REQUIRED TASK → Repeat the lines below exactly as they appear, but leave out the images.

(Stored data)
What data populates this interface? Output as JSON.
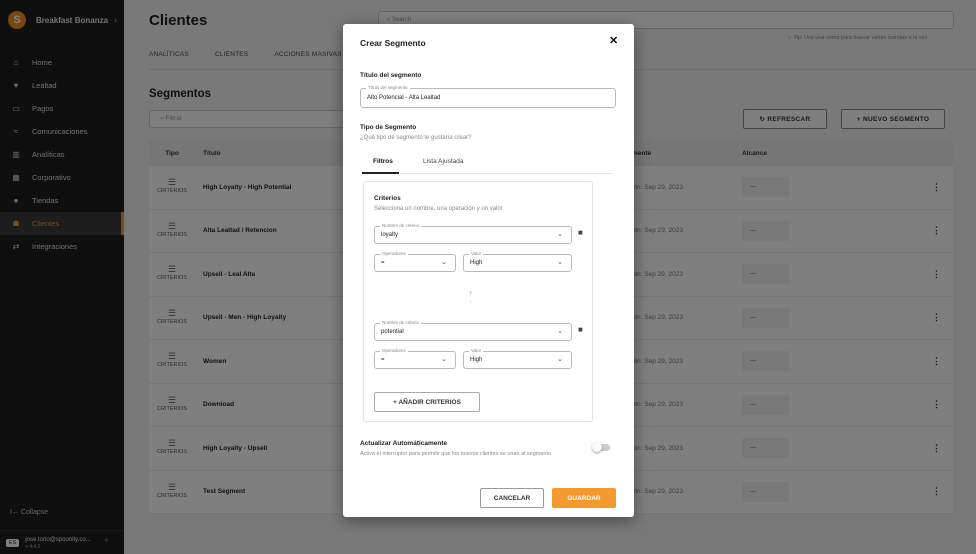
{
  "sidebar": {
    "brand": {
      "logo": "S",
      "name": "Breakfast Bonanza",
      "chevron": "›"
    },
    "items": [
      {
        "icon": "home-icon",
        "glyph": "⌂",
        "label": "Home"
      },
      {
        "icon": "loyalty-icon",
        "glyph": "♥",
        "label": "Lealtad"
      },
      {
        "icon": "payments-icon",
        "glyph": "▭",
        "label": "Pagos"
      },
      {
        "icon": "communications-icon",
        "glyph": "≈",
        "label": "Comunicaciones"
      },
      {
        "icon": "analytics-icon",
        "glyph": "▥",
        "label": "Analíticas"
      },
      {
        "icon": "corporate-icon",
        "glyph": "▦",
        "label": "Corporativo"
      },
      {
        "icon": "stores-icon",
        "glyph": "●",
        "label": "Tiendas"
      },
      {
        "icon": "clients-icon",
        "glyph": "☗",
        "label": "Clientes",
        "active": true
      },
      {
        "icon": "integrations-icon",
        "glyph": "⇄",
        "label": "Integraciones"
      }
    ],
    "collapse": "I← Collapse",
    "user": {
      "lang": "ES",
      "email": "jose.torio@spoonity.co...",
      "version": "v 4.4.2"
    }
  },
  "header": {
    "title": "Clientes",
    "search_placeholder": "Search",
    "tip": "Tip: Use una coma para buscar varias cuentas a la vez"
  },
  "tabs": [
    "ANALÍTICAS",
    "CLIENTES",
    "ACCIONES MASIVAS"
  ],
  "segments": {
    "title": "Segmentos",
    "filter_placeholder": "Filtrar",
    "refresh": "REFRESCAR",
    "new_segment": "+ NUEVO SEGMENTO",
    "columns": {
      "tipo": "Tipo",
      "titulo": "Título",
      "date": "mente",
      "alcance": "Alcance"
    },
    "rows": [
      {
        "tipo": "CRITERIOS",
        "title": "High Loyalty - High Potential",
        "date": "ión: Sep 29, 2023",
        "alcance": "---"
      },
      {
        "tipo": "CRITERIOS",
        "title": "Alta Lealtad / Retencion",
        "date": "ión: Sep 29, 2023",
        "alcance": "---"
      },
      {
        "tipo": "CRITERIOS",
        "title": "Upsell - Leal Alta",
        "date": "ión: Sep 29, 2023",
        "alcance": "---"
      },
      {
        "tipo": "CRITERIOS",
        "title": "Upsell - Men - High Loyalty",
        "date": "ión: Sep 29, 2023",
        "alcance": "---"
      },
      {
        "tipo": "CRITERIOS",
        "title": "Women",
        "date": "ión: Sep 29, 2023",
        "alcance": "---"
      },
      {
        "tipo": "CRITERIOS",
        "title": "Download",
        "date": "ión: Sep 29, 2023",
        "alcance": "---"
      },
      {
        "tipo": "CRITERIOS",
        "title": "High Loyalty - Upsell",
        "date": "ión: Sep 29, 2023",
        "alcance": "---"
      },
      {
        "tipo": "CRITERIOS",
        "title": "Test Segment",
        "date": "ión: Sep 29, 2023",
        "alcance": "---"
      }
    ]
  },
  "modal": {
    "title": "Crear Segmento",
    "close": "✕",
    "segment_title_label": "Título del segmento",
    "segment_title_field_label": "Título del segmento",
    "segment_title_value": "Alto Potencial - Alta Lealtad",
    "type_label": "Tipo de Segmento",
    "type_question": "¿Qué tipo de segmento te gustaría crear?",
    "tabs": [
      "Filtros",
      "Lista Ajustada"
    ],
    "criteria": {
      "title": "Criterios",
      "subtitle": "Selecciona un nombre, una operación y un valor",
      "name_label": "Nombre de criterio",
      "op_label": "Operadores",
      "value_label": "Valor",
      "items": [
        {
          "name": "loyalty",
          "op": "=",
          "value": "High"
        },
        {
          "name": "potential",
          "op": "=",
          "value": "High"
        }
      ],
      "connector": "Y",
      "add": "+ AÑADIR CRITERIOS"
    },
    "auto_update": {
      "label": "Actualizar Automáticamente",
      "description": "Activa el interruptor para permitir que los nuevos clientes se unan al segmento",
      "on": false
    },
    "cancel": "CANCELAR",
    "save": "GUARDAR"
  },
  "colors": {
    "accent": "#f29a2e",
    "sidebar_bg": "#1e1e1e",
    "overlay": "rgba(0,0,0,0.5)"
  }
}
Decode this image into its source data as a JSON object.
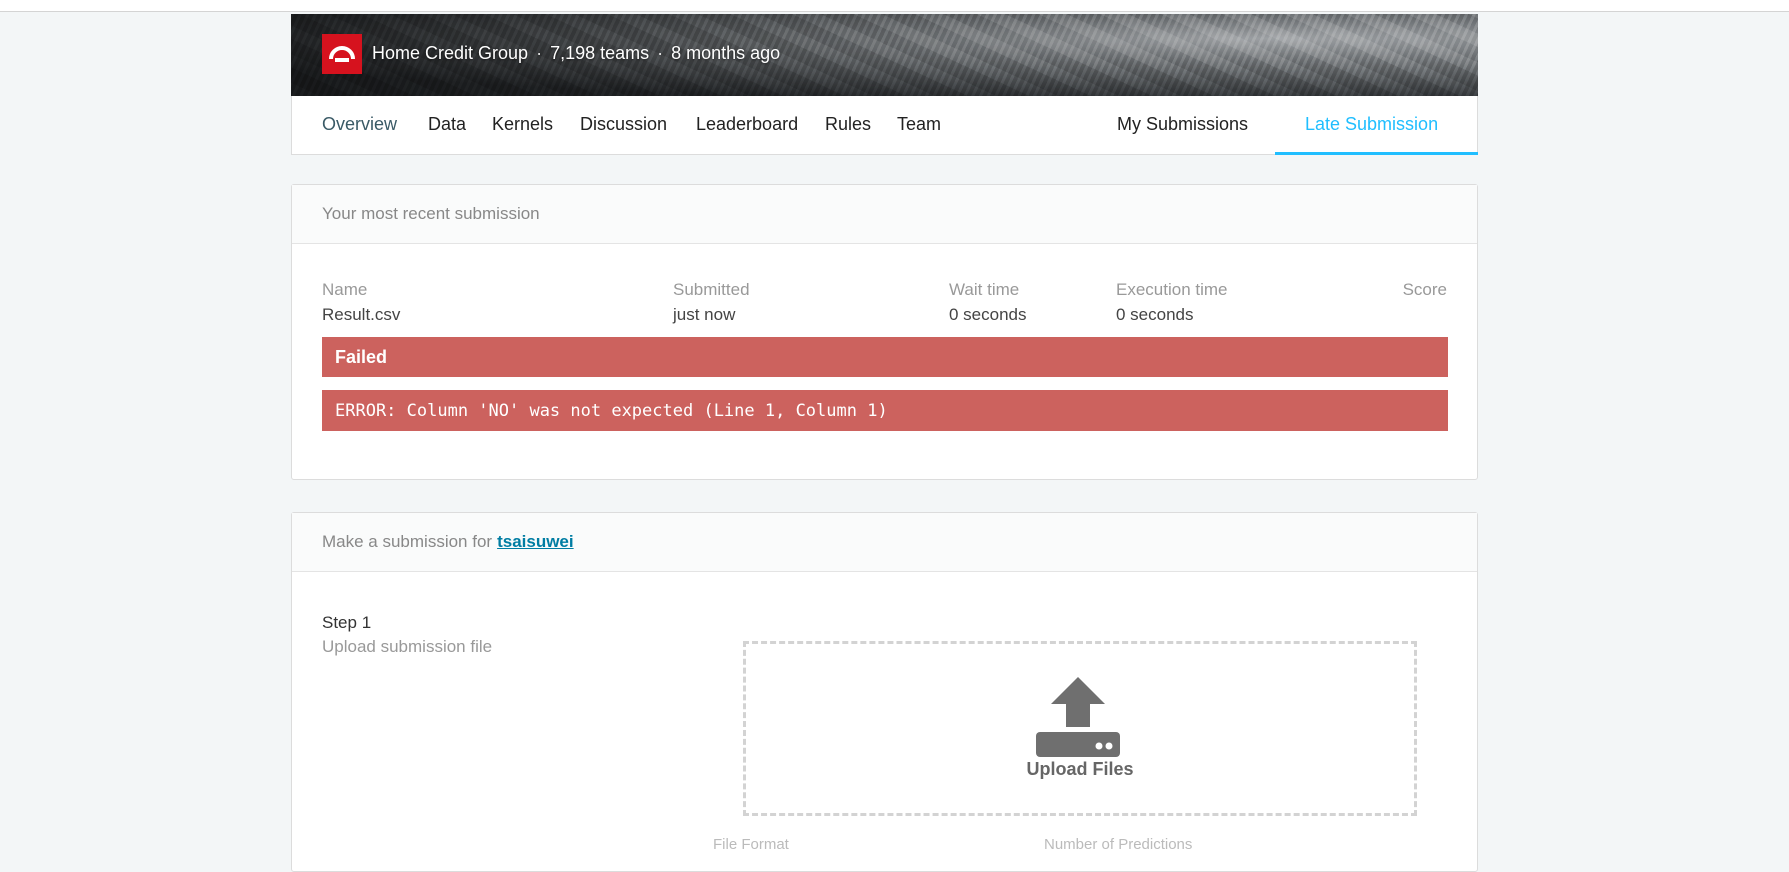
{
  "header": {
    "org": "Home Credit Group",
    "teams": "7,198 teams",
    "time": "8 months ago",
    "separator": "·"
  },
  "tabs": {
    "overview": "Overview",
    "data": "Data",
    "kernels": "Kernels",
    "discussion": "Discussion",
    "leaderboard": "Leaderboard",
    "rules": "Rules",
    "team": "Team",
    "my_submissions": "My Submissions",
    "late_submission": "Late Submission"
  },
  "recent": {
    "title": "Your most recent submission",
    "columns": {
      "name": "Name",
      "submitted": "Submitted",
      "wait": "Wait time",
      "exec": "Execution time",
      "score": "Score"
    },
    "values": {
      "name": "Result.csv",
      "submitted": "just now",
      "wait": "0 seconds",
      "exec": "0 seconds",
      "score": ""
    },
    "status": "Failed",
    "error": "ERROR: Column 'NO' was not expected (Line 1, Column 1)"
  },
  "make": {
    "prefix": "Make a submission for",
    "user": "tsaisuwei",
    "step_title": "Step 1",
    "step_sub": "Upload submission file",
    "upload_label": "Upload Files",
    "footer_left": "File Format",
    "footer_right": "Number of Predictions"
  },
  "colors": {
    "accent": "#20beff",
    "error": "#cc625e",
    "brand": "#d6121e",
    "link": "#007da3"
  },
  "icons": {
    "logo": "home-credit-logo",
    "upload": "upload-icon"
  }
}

WRITTEN ANSWER →
What data populates this interface? Output as JSON.
{
  "sidebar": {
    "brand": {
      "logo": "S",
      "name": "Breakfast Bonanza",
      "chevron": "›"
    },
    "items": [
      {
        "icon": "home-icon",
        "glyph": "⌂",
        "label": "Home"
      },
      {
        "icon": "loyalty-icon",
        "glyph": "♥",
        "label": "Lealtad"
      },
      {
        "icon": "payments-icon",
        "glyph": "▭",
        "label": "Pagos"
      },
      {
        "icon": "communications-icon",
        "glyph": "≈",
        "label": "Comunicaciones"
      },
      {
        "icon": "analytics-icon",
        "glyph": "▥",
        "label": "Analíticas"
      },
      {
        "icon": "corporate-icon",
        "glyph": "▦",
        "label": "Corporativo"
      },
      {
        "icon": "stores-icon",
        "glyph": "●",
        "label": "Tiendas"
      },
      {
        "icon": "clients-icon",
        "glyph": "☗",
        "label": "Clientes",
        "active": true
      },
      {
        "icon": "integrations-icon",
        "glyph": "⇄",
        "label": "Integraciones"
      }
    ],
    "collapse": "I← Collapse",
    "user": {
      "lang": "ES",
      "email": "jose.torio@spoonity.co...",
      "version": "v 4.4.2"
    }
  },
  "header": {
    "title": "Clientes",
    "search_placeholder": "Search",
    "tip": "Tip: Use una coma para buscar varias cuentas a la vez"
  },
  "tabs": [
    "ANALÍTICAS",
    "CLIENTES",
    "ACCIONES MASIVAS"
  ],
  "segments": {
    "title": "Segmentos",
    "filter_placeholder": "Filtrar",
    "refresh": "REFRESCAR",
    "new_segment": "+ NUEVO SEGMENTO",
    "columns": {
      "tipo": "Tipo",
      "titulo": "Título",
      "date": "mente",
      "alcance": "Alcance"
    },
    "rows": [
      {
        "tipo": "CRITERIOS",
        "title": "High Loyalty - High Potential",
        "date": "ión: Sep 29, 2023",
        "alcance": "---"
      },
      {
        "tipo": "CRITERIOS",
        "title": "Alta Lealtad / Retencion",
        "date": "ión: Sep 29, 2023",
        "alcance": "---"
      },
      {
        "tipo": "CRITERIOS",
        "title": "Upsell - Leal Alta",
        "date": "ión: Sep 29, 2023",
        "alcance": "---"
      },
      {
        "tipo": "CRITERIOS",
        "title": "Upsell - Men - High Loyalty",
        "date": "ión: Sep 29, 2023",
        "alcance": "---"
      },
      {
        "tipo": "CRITERIOS",
        "title": "Women",
        "date": "ión: Sep 29, 2023",
        "alcance": "---"
      },
      {
        "tipo": "CRITERIOS",
        "title": "Download",
        "date": "ión: Sep 29, 2023",
        "alcance": "---"
      },
      {
        "tipo": "CRITERIOS",
        "title": "High Loyalty - Upsell",
        "date": "ión: Sep 29, 2023",
        "alcance": "---"
      },
      {
        "tipo": "CRITERIOS",
        "title": "Test Segment",
        "date": "ión: Sep 29, 2023",
        "alcance": "---"
      }
    ]
  },
  "modal": {
    "title": "Crear Segmento",
    "close": "✕",
    "segment_title_label": "Título del segmento",
    "segment_title_field_label": "Título del segmento",
    "segment_title_value": "Alto Potencial - Alta Lealtad",
    "type_label": "Tipo de Segmento",
    "type_question": "¿Qué tipo de segmento te gustaría crear?",
    "tabs": [
      "Filtros",
      "Lista Ajustada"
    ],
    "criteria": {
      "title": "Criterios",
      "subtitle": "Selecciona un nombre, una operación y un valor",
      "name_label": "Nombre de criterio",
      "op_label": "Operadores",
      "value_label": "Valor",
      "items": [
        {
          "name": "loyalty",
          "op": "=",
          "value": "High"
        },
        {
          "name": "potential",
          "op": "=",
          "value": "High"
        }
      ],
      "connector": "Y",
      "add": "+ AÑADIR CRITERIOS"
    },
    "auto_update": {
      "label": "Actualizar Automáticamente",
      "description": "Activa el interruptor para permitir que los nuevos clientes se unan al segmento",
      "on": false
    },
    "cancel": "CANCELAR",
    "save": "GUARDAR"
  },
  "colors": {
    "accent": "#f29a2e",
    "sidebar_bg": "#1e1e1e",
    "overlay": "rgba(0,0,0,0.5)"
  }
}
Decode this image into its source data as a JSON object.
{
  "header": {
    "org": "Home Credit Group",
    "teams": "7,198 teams",
    "time": "8 months ago",
    "separator": "·"
  },
  "tabs": {
    "overview": "Overview",
    "data": "Data",
    "kernels": "Kernels",
    "discussion": "Discussion",
    "leaderboard": "Leaderboard",
    "rules": "Rules",
    "team": "Team",
    "my_submissions": "My Submissions",
    "late_submission": "Late Submission"
  },
  "recent": {
    "title": "Your most recent submission",
    "columns": {
      "name": "Name",
      "submitted": "Submitted",
      "wait": "Wait time",
      "exec": "Execution time",
      "score": "Score"
    },
    "values": {
      "name": "Result.csv",
      "submitted": "just now",
      "wait": "0 seconds",
      "exec": "0 seconds",
      "score": ""
    },
    "status": "Failed",
    "error": "ERROR: Column 'NO' was not expected (Line 1, Column 1)"
  },
  "make": {
    "prefix": "Make a submission for",
    "user": "tsaisuwei",
    "step_title": "Step 1",
    "step_sub": "Upload submission file",
    "upload_label": "Upload Files",
    "footer_left": "File Format",
    "footer_right": "Number of Predictions"
  },
  "colors": {
    "accent": "#20beff",
    "error": "#cc625e",
    "brand": "#d6121e",
    "link": "#007da3"
  },
  "icons": {
    "logo": "home-credit-logo",
    "upload": "upload-icon"
  }
}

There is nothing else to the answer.